START PROVIDED RECORDS

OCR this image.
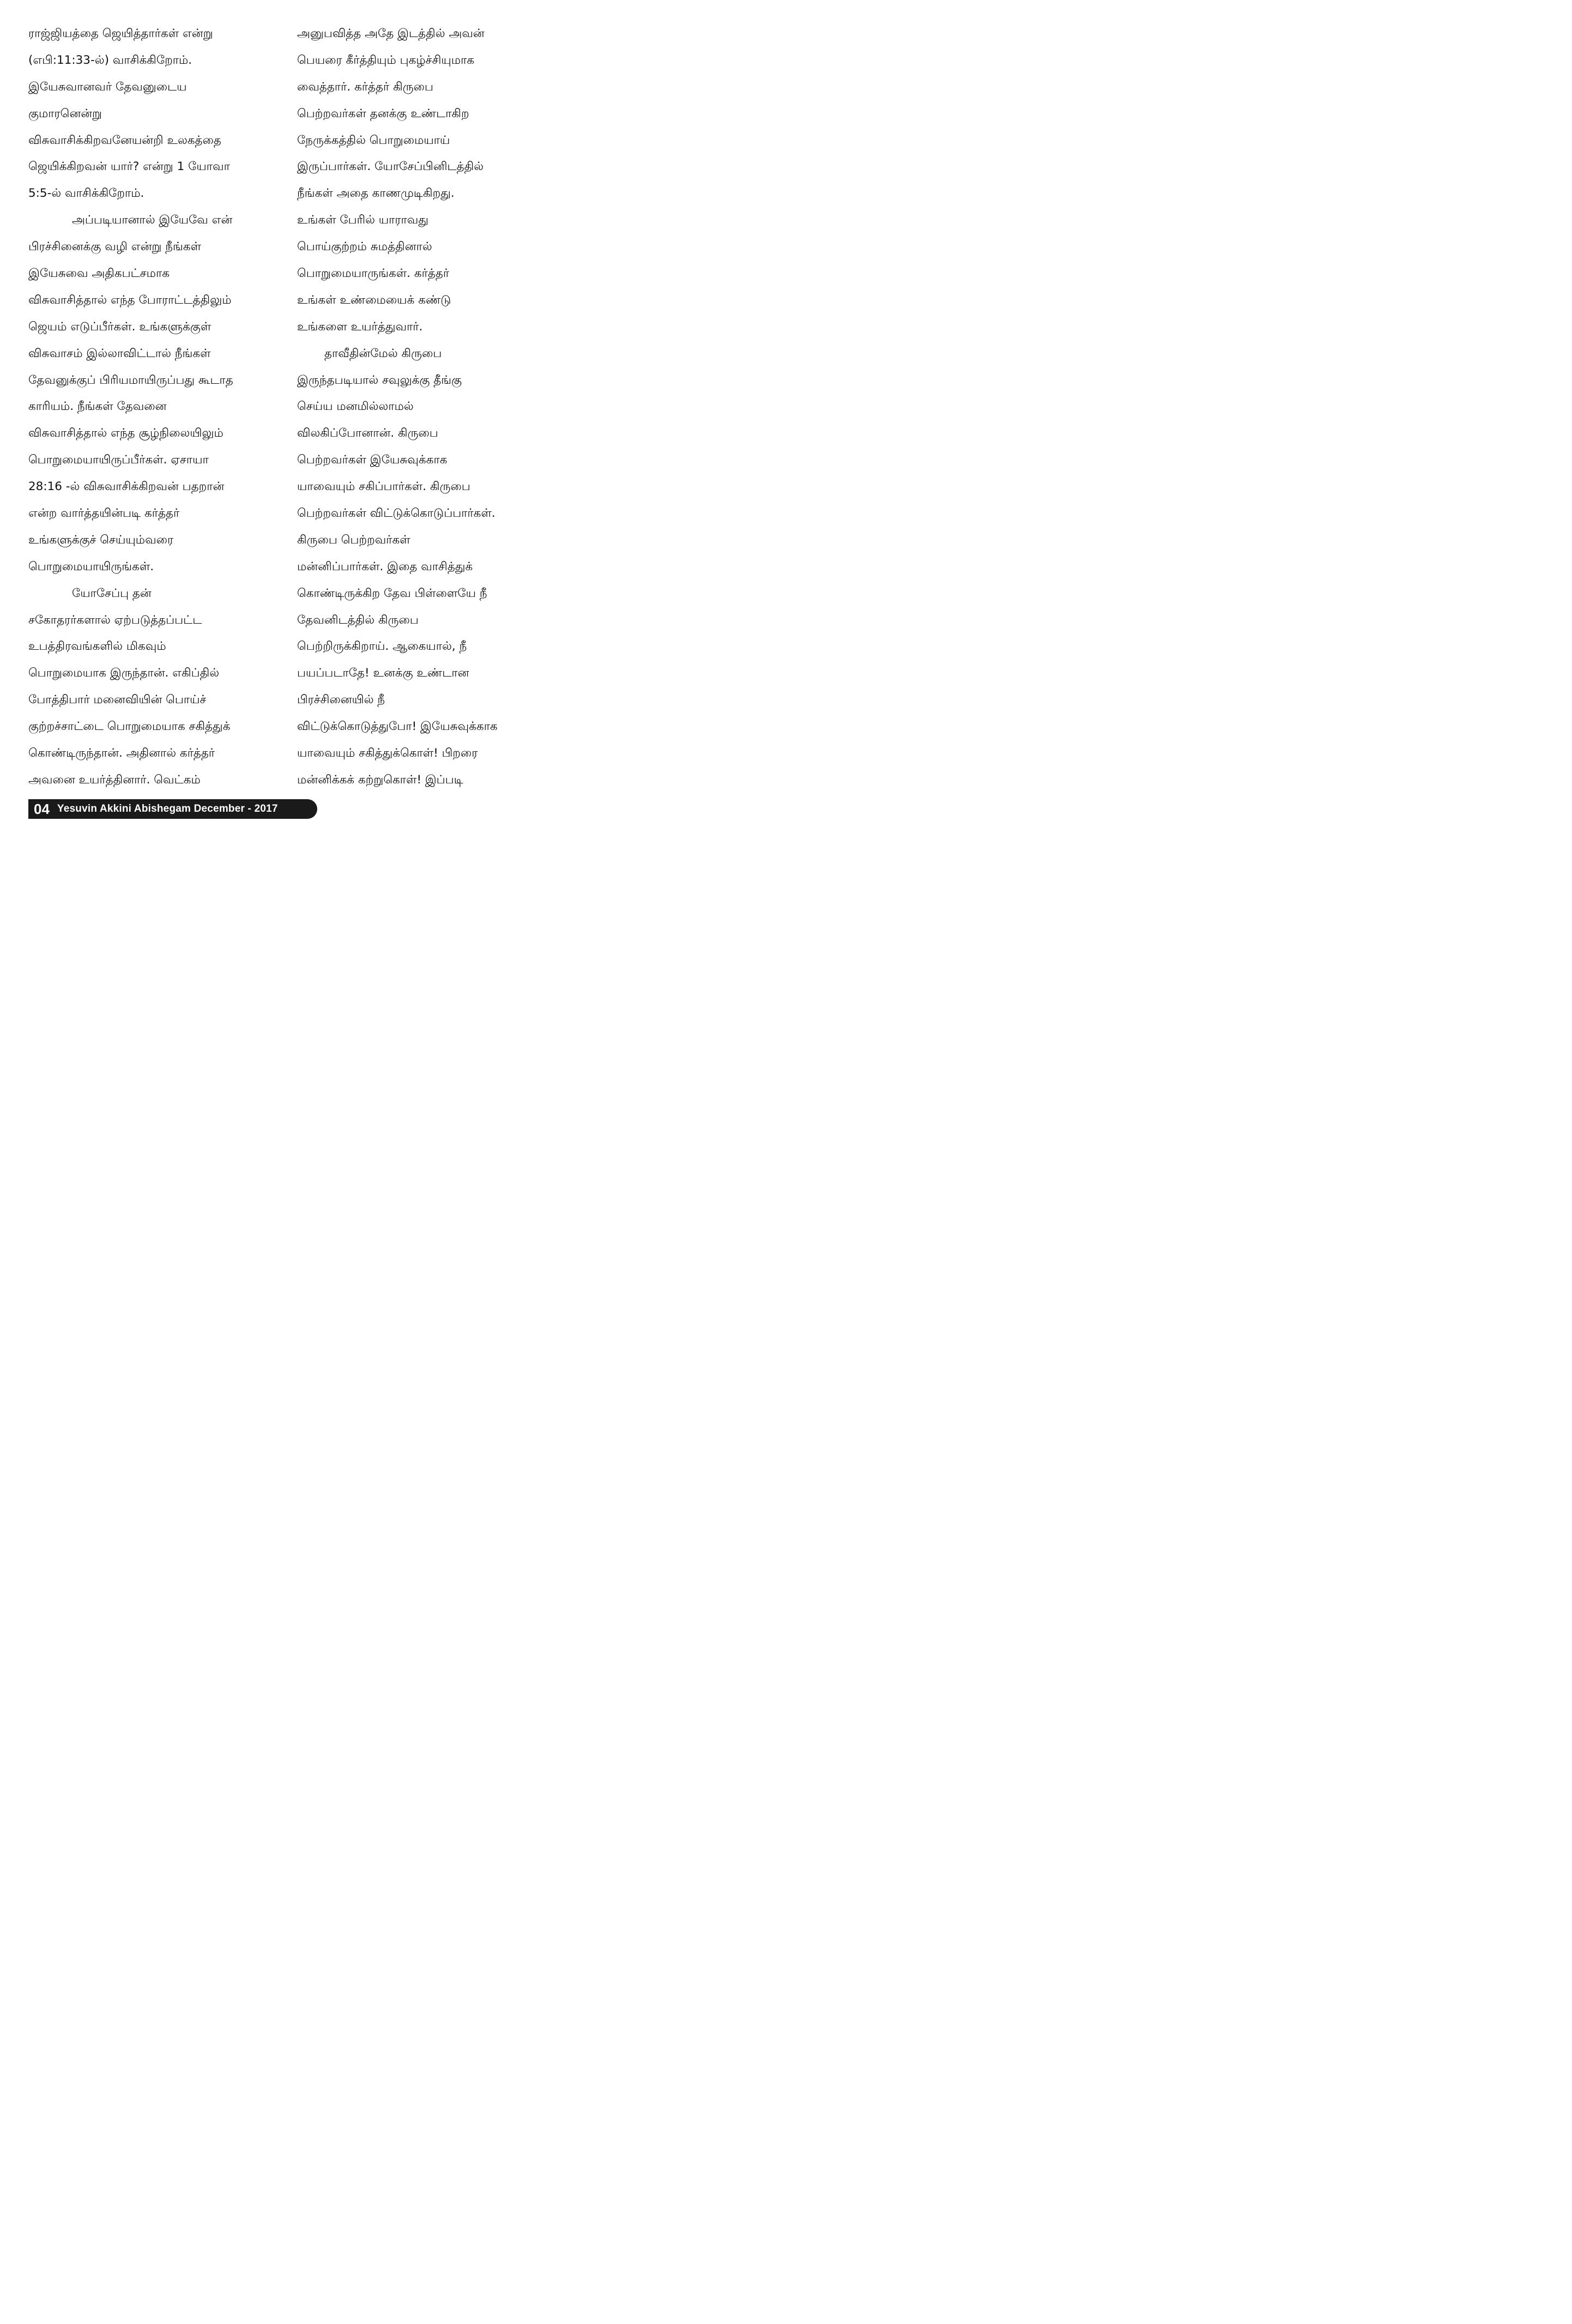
ராஜ்ஜியத்தை ஜெயித்தார்கள் என்று
(எபி:11:33-ல்) வாசிக்கிறோம்.
இயேசுவானவர் தேவனுடைய
குமாரனென்று
விசுவாசிக்கிறவனேயன்றி உலகத்தை
ஜெயிக்கிறவன் யார்? என்று 1 யோவா
5:5-ல் வாசிக்கிறோம்.
அப்படியானால் இயேவே என்
பிரச்சினைக்கு வழி என்று நீங்கள்
இயேசுவை அதிகபட்சமாக
விசுவாசித்தால் எந்த போராட்டத்திலும்
ஜெயம் எடுப்பீர்கள். உங்களுக்குள்
விசுவாசம் இல்லாவிட்டால் நீங்கள்
தேவனுக்குப் பிரியமாயிருப்பது கூடாத
காரியம். நீங்கள் தேவனை
விசுவாசித்தால் எந்த சூழ்நிலையிலும்
பொறுமையாயிருப்பீர்கள். ஏசாயா
28:16 -ல் விசுவாசிக்கிறவன் பதறான்
என்ற வார்த்தயின்படி கர்த்தர்
உங்களுக்குச் செய்யும்வரை
பொறுமையாயிருங்கள்.
யோசேப்பு தன்
சகோதரர்களால் ஏற்படுத்தப்பட்ட
உபத்திரவங்களில் மிகவும்
பொறுமையாக இருந்தான். எகிப்தில்
போத்திபார் மனைவியின் பொய்ச்
குற்றச்சாட்டை பொறுமையாக சகித்துக்
கொண்டிருந்தான். அதினால் கர்த்தர்
அவனை உயர்த்தினார். வெட்கம்
அனுபவித்த அதே இடத்தில் அவன்
பெயரை கீர்த்தியும் புகழ்ச்சியுமாக
வைத்தார். கர்த்தர் கிருபை
பெற்றவர்கள் தனக்கு உண்டாகிற
நேருக்கத்தில் பொறுமையாய்
இருப்பார்கள். யோசேப்பினிடத்தில்
நீங்கள் அதை காணமுடிகிறது.
உங்கள் பேரில் யாராவது
பொய்குற்றம் சுமத்தினால்
பொறுமையாருங்கள். கர்த்தர்
உங்கள் உண்மையைக் கண்டு
உங்களை உயர்த்துவார்.
தாவீதின்மேல் கிருபை
இருந்தபடியால் சவுலுக்கு தீங்கு
செய்ய மனமில்லாமல்
விலகிப்போனான். கிருபை
பெற்றவர்கள் இயேசுவுக்காக
யாவையும் சகிப்பார்கள். கிருபை
பெற்றவர்கள் விட்டுக்கொடுப்பார்கள்.
கிருபை பெற்றவர்கள்
மன்னிப்பார்கள். இதை வாசித்துக்
கொண்டிருக்கிற தேவ பிள்ளையே நீ
தேவனிடத்தில் கிருபை
பெற்றிருக்கிறாய். ஆகையால், நீ
பயப்படாதே! உனக்கு உண்டான
பிரச்சினையில் நீ
விட்டுக்கொடுத்துபோ! இயேசுவுக்காக
யாவையும் சகித்துக்கொள்! பிறரை
மன்னிக்கக் கற்றுகொள்! இப்படி
04 Yesuvin Akkini Abishegam December - 2017
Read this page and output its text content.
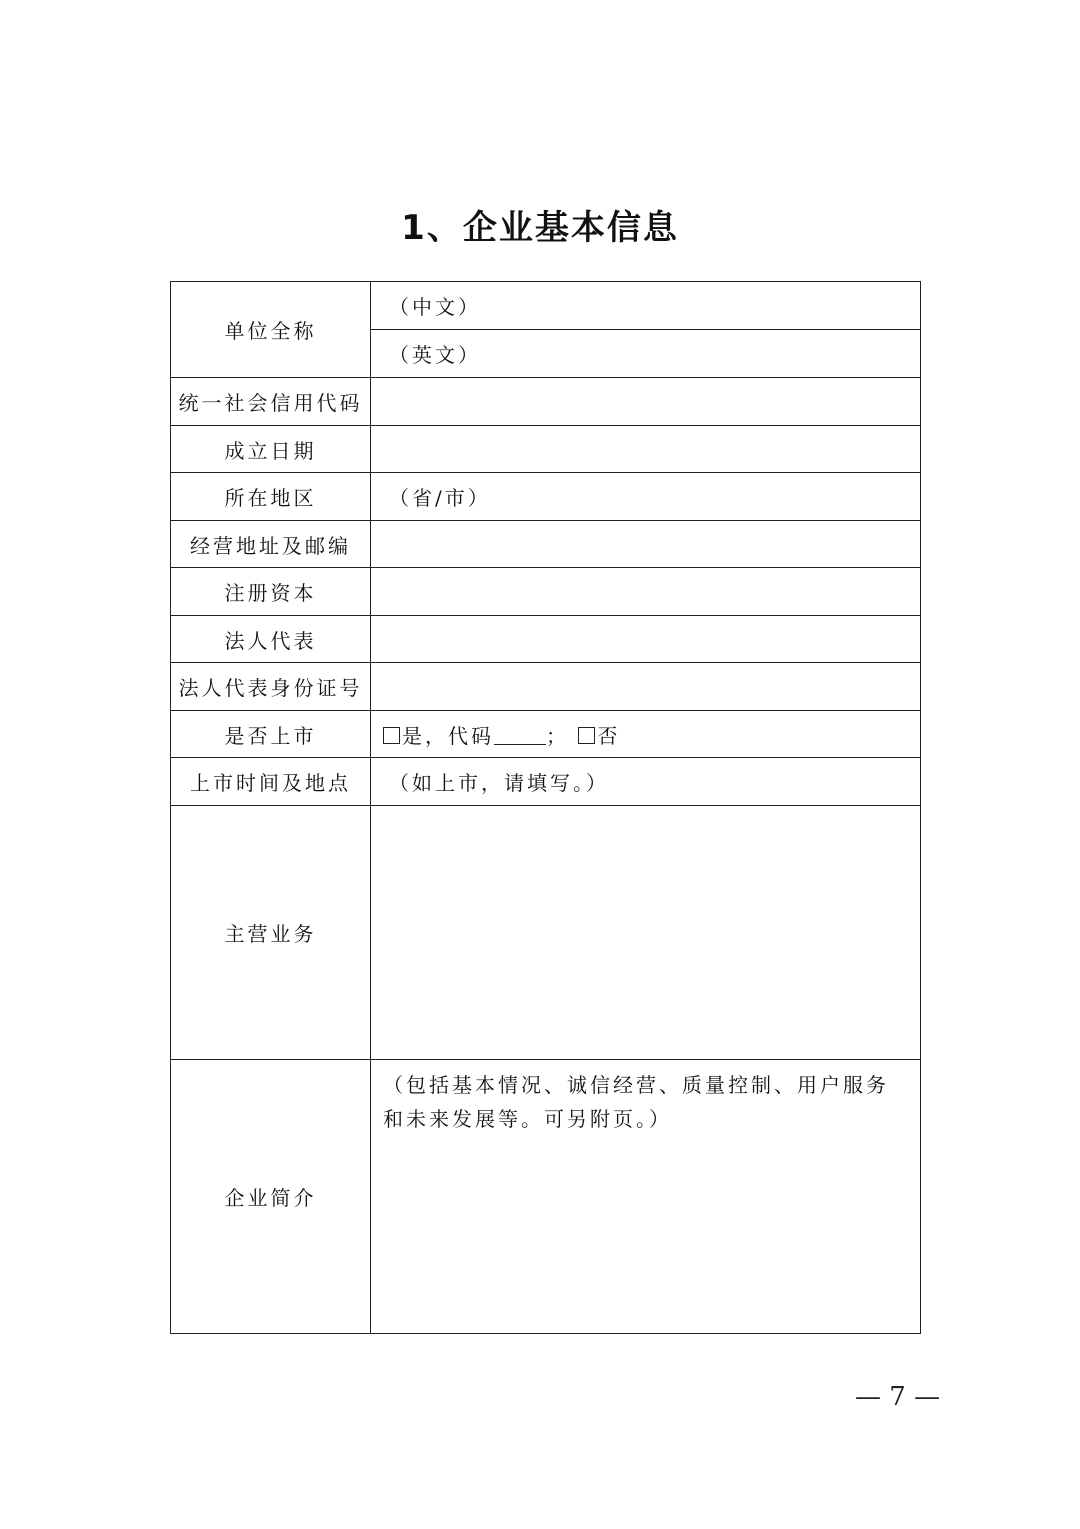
1、企业基本信息
单位全称	（中文）
	（英文）
统一社会信用代码	
成立日期	
所在地区	（省/市）
经营地址及邮编	
注册资本	
法人代表	
法人代表身份证号	
是否上市	是，代码 ； 否
上市时间及地点	（如上市，请填写。）
主营业务	
企业简介	（包括基本情况、诚信经营、质量控制、用户服务和未来发展等。可另附页。）
— 7 —
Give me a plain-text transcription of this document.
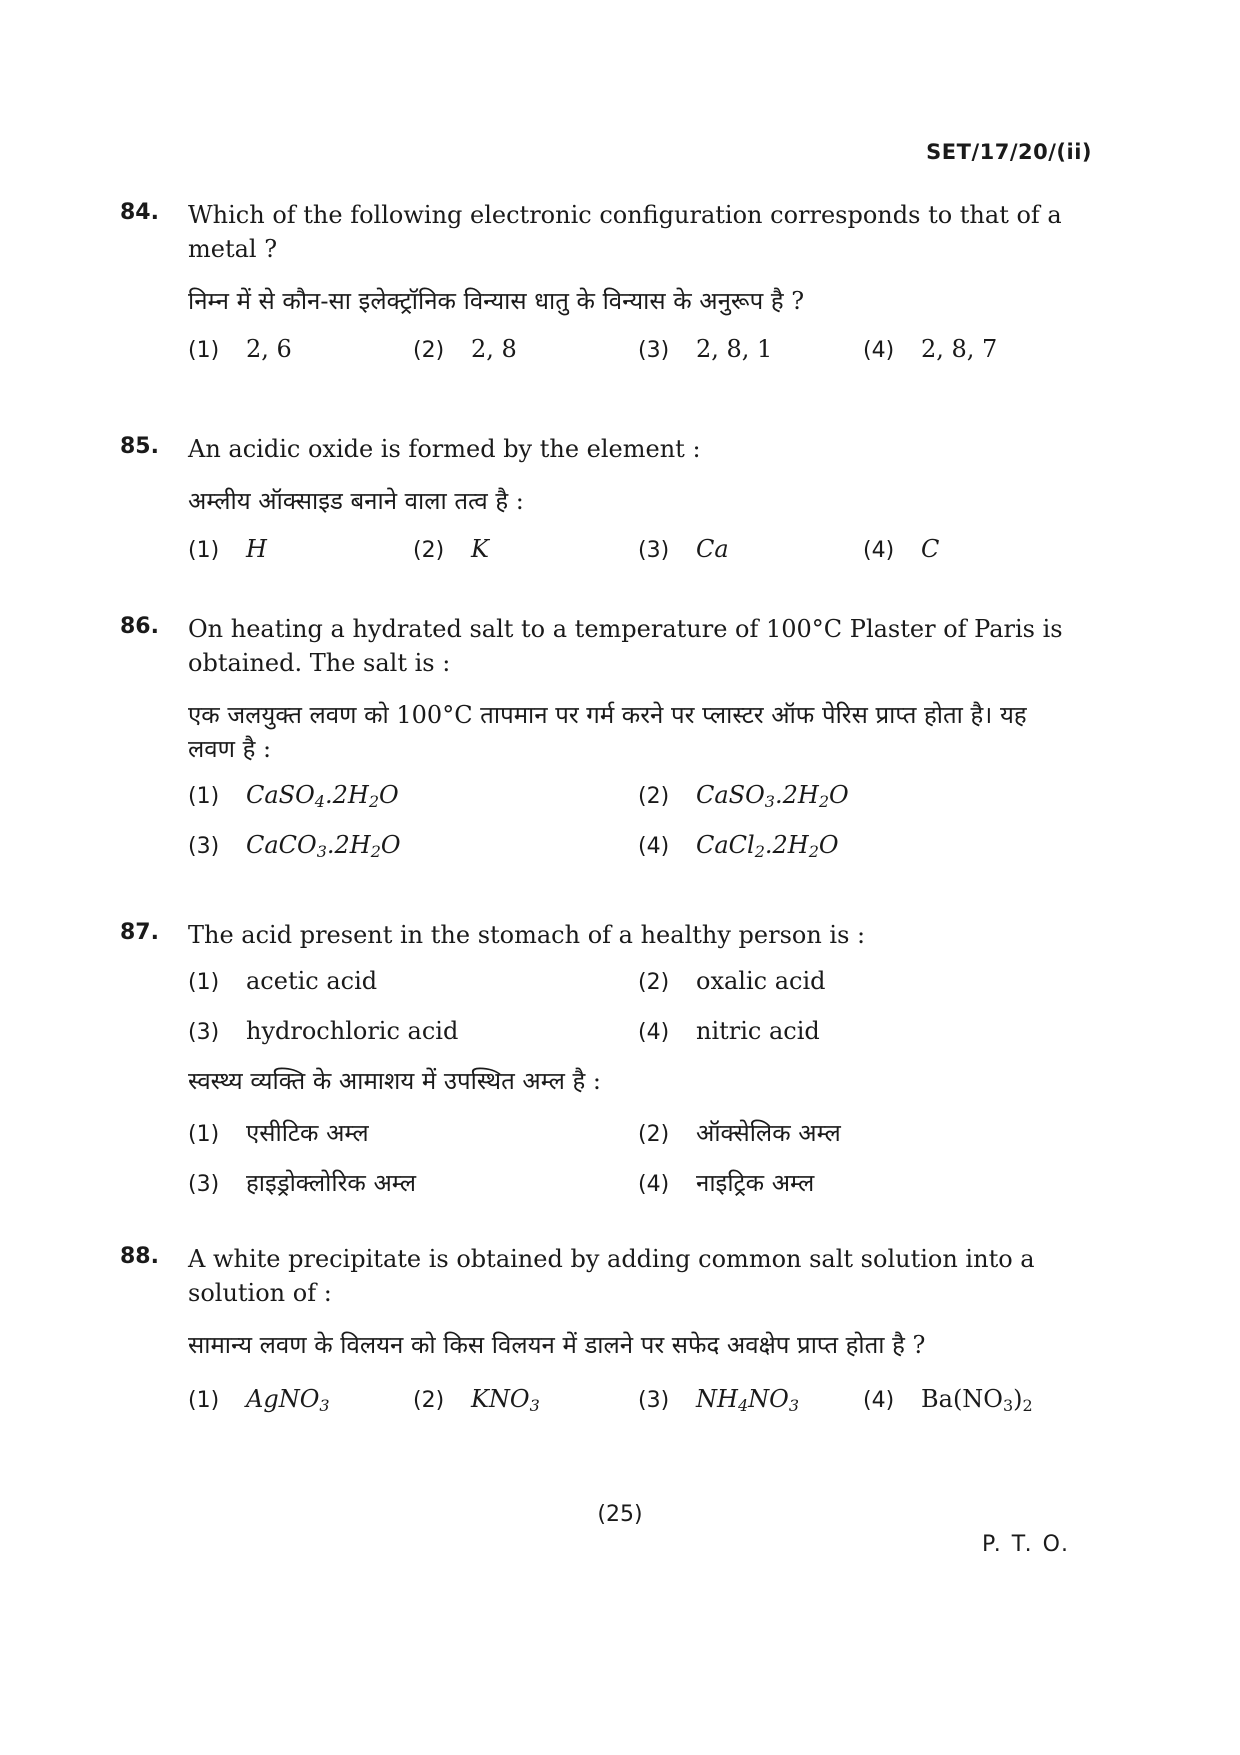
SET/17/20/(ii)
84. Which of the following electronic configuration corresponds to that of a metal ?
निम्न में से कौन-सा इलेक्ट्रॉनिक विन्यास धातु के विन्यास के अनुरूप है ?
(1) 2, 6	(2) 2, 8	(3) 2, 8, 1	(4) 2, 8, 7
85. An acidic oxide is formed by the element :
अम्लीय ऑक्साइड बनाने वाला तत्व है :
(1) H	(2) K	(3) Ca	(4) C
86. On heating a hydrated salt to a temperature of 100°C Plaster of Paris is obtained. The salt is :
एक जलयुक्त लवण को 100°C तापमान पर गर्म करने पर प्लास्टर ऑफ पेरिस प्राप्त होता है। यह लवण है :
(1) $CaSO_4.2H_2O$	(2) $CaSO_3.2H_2O$
(3) $CaCO_3.2H_2O$	(4) $CaCl_2.2H_2O$
87. The acid present in the stomach of a healthy person is :
(1) acetic acid	(2) oxalic acid
(3) hydrochloric acid	(4) nitric acid
स्वस्थ्य व्यक्ति के आमाशय में उपस्थित अम्ल है :
(1) एसीटिक अम्ल	(2) ऑक्सेलिक अम्ल
(3) हाइड्रोक्लोरिक अम्ल	(4) नाइट्रिक अम्ल
88. A white precipitate is obtained by adding common salt solution into a solution of :
सामान्य लवण के विलयन को किस विलयन में डालने पर सफेद अवक्षेप प्राप्त होता है ?
(1) AgNO$_3$	(2) $KNO_3$	(3) $NH_4NO_3$	(4) $Ba(NO_3)_2$
(25)
P. T. O.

END PROVIDED RECORDS

From the data above, copy each line that holds "obtained".

RESPONSE —
86. On heating a hydrated salt to a temperature of 100°C Plaster of Paris is obtained. The salt is :
88. A white precipitate is obtained by adding common salt solution into a solution of :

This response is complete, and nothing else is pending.